▸ Task brief: Entries follow. Set all of them down as they stand.

━━ Dataset entries

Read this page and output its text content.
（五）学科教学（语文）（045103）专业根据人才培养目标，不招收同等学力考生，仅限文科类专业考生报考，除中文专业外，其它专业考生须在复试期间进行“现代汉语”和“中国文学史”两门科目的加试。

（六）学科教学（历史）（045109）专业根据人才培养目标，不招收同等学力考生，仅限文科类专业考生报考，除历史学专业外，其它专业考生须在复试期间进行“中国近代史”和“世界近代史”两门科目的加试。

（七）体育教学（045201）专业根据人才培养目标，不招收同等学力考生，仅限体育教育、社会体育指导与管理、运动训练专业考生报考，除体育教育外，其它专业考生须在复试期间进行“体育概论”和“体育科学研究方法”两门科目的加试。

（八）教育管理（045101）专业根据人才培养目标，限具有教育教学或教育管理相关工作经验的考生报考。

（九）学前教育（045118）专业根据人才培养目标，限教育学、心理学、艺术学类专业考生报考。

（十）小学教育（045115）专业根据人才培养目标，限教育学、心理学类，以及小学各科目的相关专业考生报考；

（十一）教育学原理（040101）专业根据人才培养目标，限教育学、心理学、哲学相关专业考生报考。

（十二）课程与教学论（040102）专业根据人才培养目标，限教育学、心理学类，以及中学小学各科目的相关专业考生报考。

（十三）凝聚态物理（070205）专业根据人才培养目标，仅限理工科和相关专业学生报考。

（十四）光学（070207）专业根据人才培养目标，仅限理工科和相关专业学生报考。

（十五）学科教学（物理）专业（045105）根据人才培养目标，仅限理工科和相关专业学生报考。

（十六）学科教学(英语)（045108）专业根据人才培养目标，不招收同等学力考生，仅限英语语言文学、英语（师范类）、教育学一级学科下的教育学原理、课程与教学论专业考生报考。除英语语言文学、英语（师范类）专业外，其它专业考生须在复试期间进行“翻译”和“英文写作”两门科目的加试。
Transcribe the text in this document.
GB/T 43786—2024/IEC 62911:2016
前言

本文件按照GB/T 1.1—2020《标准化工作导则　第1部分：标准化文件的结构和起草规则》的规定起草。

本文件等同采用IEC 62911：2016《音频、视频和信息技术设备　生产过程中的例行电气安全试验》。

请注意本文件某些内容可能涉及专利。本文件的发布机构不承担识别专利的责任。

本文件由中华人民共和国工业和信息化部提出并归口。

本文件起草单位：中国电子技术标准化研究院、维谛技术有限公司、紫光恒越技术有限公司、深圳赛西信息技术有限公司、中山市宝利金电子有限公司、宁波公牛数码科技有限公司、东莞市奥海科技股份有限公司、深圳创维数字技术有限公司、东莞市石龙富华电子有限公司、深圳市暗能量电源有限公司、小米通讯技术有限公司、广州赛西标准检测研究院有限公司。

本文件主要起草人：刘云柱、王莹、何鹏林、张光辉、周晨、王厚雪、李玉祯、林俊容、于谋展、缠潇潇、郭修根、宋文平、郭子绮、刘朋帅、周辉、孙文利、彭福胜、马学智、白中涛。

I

━━━━

▸ Completed exercise:
Read this page and output its text content.
（五）学科教学（语文）（045103）专业根据人才培养目标，不招收同等学力考生，仅限文科类专业考生报考，除中文专业外，其它专业考生须在复试期间进行“现代汉语”和“中国文学史”两门科目的加试。

（六）学科教学（历史）（045109）专业根据人才培养目标，不招收同等学力考生，仅限文科类专业考生报考，除历史学专业外，其它专业考生须在复试期间进行“中国近代史”和“世界近代史”两门科目的加试。

（七）体育教学（045201）专业根据人才培养目标，不招收同等学力考生，仅限体育教育、社会体育指导与管理、运动训练专业考生报考，除体育教育外，其它专业考生须在复试期间进行“体育概论”和“体育科学研究方法”两门科目的加试。

（八）教育管理（045101）专业根据人才培养目标，限具有教育教学或教育管理相关工作经验的考生报考。

（九）学前教育（045118）专业根据人才培养目标，限教育学、心理学、艺术学类专业考生报考。

（十）小学教育（045115）专业根据人才培养目标，限教育学、心理学类，以及小学各科目的相关专业考生报考；

（十一）教育学原理（040101）专业根据人才培养目标，限教育学、心理学、哲学相关专业考生报考。

（十二）课程与教学论（040102）专业根据人才培养目标，限教育学、心理学类，以及中学小学各科目的相关专业考生报考。

（十三）凝聚态物理（070205）专业根据人才培养目标，仅限理工科和相关专业学生报考。

（十四）光学（070207）专业根据人才培养目标，仅限理工科和相关专业学生报考。

（十五）学科教学（物理）专业（045105）根据人才培养目标，仅限理工科和相关专业学生报考。

（十六）学科教学(英语)（045108）专业根据人才培养目标，不招收同等学力考生，仅限英语语言文学、英语（师范类）、教育学一级学科下的教育学原理、课程与教学论专业考生报考。除英语语言文学、英语（师范类）专业外，其它专业考生须在复试期间进行“翻译”和“英文写作”两门科目的加试。
Transcribe the text in this document.
GB/T 43786—2024/IEC 62911:2016
前言

本文件按照GB/T 1.1—2020《标准化工作导则　第1部分：标准化文件的结构和起草规则》的规定起草。

本文件等同采用IEC 62911：2016《音频、视频和信息技术设备　生产过程中的例行电气安全试验》。

请注意本文件某些内容可能涉及专利。本文件的发布机构不承担识别专利的责任。

本文件由中华人民共和国工业和信息化部提出并归口。

本文件起草单位：中国电子技术标准化研究院、维谛技术有限公司、紫光恒越技术有限公司、深圳赛西信息技术有限公司、中山市宝利金电子有限公司、宁波公牛数码科技有限公司、东莞市奥海科技股份有限公司、深圳创维数字技术有限公司、东莞市石龙富华电子有限公司、深圳市暗能量电源有限公司、小米通讯技术有限公司、广州赛西标准检测研究院有限公司。

本文件主要起草人：刘云柱、王莹、何鹏林、张光辉、周晨、王厚雪、李玉祯、林俊容、于谋展、缠潇潇、郭修根、宋文平、郭子绮、刘朋帅、周辉、孙文利、彭福胜、马学智、白中涛。

I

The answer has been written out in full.